(Chart and figure data)
════════
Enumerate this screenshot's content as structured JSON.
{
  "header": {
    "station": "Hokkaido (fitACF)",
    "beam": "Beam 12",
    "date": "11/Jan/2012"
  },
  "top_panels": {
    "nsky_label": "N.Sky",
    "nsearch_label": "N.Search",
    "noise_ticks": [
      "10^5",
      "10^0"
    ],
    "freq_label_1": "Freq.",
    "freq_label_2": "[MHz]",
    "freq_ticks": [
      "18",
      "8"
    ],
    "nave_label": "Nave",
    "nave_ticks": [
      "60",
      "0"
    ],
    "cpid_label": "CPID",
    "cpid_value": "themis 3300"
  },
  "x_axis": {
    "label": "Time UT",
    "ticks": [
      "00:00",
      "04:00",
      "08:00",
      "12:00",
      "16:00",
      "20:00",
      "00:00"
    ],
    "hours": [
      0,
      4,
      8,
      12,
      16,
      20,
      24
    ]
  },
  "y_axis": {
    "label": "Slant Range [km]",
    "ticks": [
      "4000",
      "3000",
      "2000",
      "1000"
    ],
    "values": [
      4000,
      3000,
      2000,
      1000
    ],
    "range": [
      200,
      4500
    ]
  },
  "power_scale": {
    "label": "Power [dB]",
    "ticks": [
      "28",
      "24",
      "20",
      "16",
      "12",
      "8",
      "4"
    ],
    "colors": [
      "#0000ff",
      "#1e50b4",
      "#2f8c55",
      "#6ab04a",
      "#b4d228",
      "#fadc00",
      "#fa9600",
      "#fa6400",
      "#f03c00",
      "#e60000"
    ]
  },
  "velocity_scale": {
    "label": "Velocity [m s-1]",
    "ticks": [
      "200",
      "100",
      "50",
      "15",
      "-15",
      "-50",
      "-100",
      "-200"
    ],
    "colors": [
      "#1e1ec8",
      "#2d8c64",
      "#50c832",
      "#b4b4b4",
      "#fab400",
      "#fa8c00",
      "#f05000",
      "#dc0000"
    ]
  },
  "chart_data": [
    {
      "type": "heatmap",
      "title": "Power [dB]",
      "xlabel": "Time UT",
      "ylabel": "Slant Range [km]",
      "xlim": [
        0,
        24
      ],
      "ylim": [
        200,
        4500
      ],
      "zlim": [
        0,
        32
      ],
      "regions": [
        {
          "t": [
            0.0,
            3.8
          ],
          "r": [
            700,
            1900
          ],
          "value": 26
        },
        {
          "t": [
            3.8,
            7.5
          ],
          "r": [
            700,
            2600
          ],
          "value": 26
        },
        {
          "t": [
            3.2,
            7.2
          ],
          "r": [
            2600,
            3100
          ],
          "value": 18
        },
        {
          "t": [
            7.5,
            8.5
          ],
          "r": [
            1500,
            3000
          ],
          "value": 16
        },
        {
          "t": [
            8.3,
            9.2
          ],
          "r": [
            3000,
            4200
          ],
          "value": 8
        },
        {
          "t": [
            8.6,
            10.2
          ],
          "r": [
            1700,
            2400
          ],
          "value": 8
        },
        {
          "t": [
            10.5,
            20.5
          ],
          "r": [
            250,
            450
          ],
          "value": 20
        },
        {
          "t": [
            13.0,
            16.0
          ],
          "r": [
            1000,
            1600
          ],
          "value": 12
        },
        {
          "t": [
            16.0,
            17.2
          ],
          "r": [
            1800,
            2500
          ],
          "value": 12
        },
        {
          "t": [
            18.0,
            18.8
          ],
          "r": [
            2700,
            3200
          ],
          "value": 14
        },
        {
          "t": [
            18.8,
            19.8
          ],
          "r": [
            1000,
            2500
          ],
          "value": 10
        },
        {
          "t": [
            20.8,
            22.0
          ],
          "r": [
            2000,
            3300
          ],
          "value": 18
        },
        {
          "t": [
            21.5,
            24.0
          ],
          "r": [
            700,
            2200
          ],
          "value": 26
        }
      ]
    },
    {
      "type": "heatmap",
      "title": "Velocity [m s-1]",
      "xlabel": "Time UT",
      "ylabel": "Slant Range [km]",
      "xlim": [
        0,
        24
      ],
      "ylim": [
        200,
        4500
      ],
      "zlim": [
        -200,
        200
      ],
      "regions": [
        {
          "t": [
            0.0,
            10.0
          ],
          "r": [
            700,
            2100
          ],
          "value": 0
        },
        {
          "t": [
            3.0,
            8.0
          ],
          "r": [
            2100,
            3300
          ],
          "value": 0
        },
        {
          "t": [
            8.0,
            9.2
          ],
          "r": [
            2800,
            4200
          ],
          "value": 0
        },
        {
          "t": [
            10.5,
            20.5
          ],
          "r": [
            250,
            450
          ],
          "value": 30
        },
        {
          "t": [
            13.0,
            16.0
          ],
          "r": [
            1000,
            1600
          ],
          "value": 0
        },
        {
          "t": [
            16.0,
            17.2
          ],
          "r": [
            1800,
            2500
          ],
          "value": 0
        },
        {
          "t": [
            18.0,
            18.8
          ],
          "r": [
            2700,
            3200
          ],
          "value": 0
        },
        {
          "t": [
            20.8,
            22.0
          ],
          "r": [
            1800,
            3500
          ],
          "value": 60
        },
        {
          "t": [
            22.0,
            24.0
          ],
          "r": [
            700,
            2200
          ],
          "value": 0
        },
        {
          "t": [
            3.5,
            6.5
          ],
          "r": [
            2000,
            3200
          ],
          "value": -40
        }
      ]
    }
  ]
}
════════
Task directions: Exactly reproduce all of the entries above.

Complete answer:
Enumerate this screenshot's content as structured JSON.
{
  "header": {
    "station": "Hokkaido (fitACF)",
    "beam": "Beam 12",
    "date": "11/Jan/2012"
  },
  "top_panels": {
    "nsky_label": "N.Sky",
    "nsearch_label": "N.Search",
    "noise_ticks": [
      "10^5",
      "10^0"
    ],
    "freq_label_1": "Freq.",
    "freq_label_2": "[MHz]",
    "freq_ticks": [
      "18",
      "8"
    ],
    "nave_label": "Nave",
    "nave_ticks": [
      "60",
      "0"
    ],
    "cpid_label": "CPID",
    "cpid_value": "themis 3300"
  },
  "x_axis": {
    "label": "Time UT",
    "ticks": [
      "00:00",
      "04:00",
      "08:00",
      "12:00",
      "16:00",
      "20:00",
      "00:00"
    ],
    "hours": [
      0,
      4,
      8,
      12,
      16,
      20,
      24
    ]
  },
  "y_axis": {
    "label": "Slant Range [km]",
    "ticks": [
      "4000",
      "3000",
      "2000",
      "1000"
    ],
    "values": [
      4000,
      3000,
      2000,
      1000
    ],
    "range": [
      200,
      4500
    ]
  },
  "power_scale": {
    "label": "Power [dB]",
    "ticks": [
      "28",
      "24",
      "20",
      "16",
      "12",
      "8",
      "4"
    ],
    "colors": [
      "#0000ff",
      "#1e50b4",
      "#2f8c55",
      "#6ab04a",
      "#b4d228",
      "#fadc00",
      "#fa9600",
      "#fa6400",
      "#f03c00",
      "#e60000"
    ]
  },
  "velocity_scale": {
    "label": "Velocity [m s-1]",
    "ticks": [
      "200",
      "100",
      "50",
      "15",
      "-15",
      "-50",
      "-100",
      "-200"
    ],
    "colors": [
      "#1e1ec8",
      "#2d8c64",
      "#50c832",
      "#b4b4b4",
      "#fab400",
      "#fa8c00",
      "#f05000",
      "#dc0000"
    ]
  },
  "chart_data": [
    {
      "type": "heatmap",
      "title": "Power [dB]",
      "xlabel": "Time UT",
      "ylabel": "Slant Range [km]",
      "xlim": [
        0,
        24
      ],
      "ylim": [
        200,
        4500
      ],
      "zlim": [
        0,
        32
      ],
      "regions": [
        {
          "t": [
            0.0,
            3.8
          ],
          "r": [
            700,
            1900
          ],
          "value": 26
        },
        {
          "t": [
            3.8,
            7.5
          ],
          "r": [
            700,
            2600
          ],
          "value": 26
        },
        {
          "t": [
            3.2,
            7.2
          ],
          "r": [
            2600,
            3100
          ],
          "value": 18
        },
        {
          "t": [
            7.5,
            8.5
          ],
          "r": [
            1500,
            3000
          ],
          "value": 16
        },
        {
          "t": [
            8.3,
            9.2
          ],
          "r": [
            3000,
            4200
          ],
          "value": 8
        },
        {
          "t": [
            8.6,
            10.2
          ],
          "r": [
            1700,
            2400
          ],
          "value": 8
        },
        {
          "t": [
            10.5,
            20.5
          ],
          "r": [
            250,
            450
          ],
          "value": 20
        },
        {
          "t": [
            13.0,
            16.0
          ],
          "r": [
            1000,
            1600
          ],
          "value": 12
        },
        {
          "t": [
            16.0,
            17.2
          ],
          "r": [
            1800,
            2500
          ],
          "value": 12
        },
        {
          "t": [
            18.0,
            18.8
          ],
          "r": [
            2700,
            3200
          ],
          "value": 14
        },
        {
          "t": [
            18.8,
            19.8
          ],
          "r": [
            1000,
            2500
          ],
          "value": 10
        },
        {
          "t": [
            20.8,
            22.0
          ],
          "r": [
            2000,
            3300
          ],
          "value": 18
        },
        {
          "t": [
            21.5,
            24.0
          ],
          "r": [
            700,
            2200
          ],
          "value": 26
        }
      ]
    },
    {
      "type": "heatmap",
      "title": "Velocity [m s-1]",
      "xlabel": "Time UT",
      "ylabel": "Slant Range [km]",
      "xlim": [
        0,
        24
      ],
      "ylim": [
        200,
        4500
      ],
      "zlim": [
        -200,
        200
      ],
      "regions": [
        {
          "t": [
            0.0,
            10.0
          ],
          "r": [
            700,
            2100
          ],
          "value": 0
        },
        {
          "t": [
            3.0,
            8.0
          ],
          "r": [
            2100,
            3300
          ],
          "value": 0
        },
        {
          "t": [
            8.0,
            9.2
          ],
          "r": [
            2800,
            4200
          ],
          "value": 0
        },
        {
          "t": [
            10.5,
            20.5
          ],
          "r": [
            250,
            450
          ],
          "value": 30
        },
        {
          "t": [
            13.0,
            16.0
          ],
          "r": [
            1000,
            1600
          ],
          "value": 0
        },
        {
          "t": [
            16.0,
            17.2
          ],
          "r": [
            1800,
            2500
          ],
          "value": 0
        },
        {
          "t": [
            18.0,
            18.8
          ],
          "r": [
            2700,
            3200
          ],
          "value": 0
        },
        {
          "t": [
            20.8,
            22.0
          ],
          "r": [
            1800,
            3500
          ],
          "value": 60
        },
        {
          "t": [
            22.0,
            24.0
          ],
          "r": [
            700,
            2200
          ],
          "value": 0
        },
        {
          "t": [
            3.5,
            6.5
          ],
          "r": [
            2000,
            3200
          ],
          "value": -40
        }
      ]
    }
  ]
}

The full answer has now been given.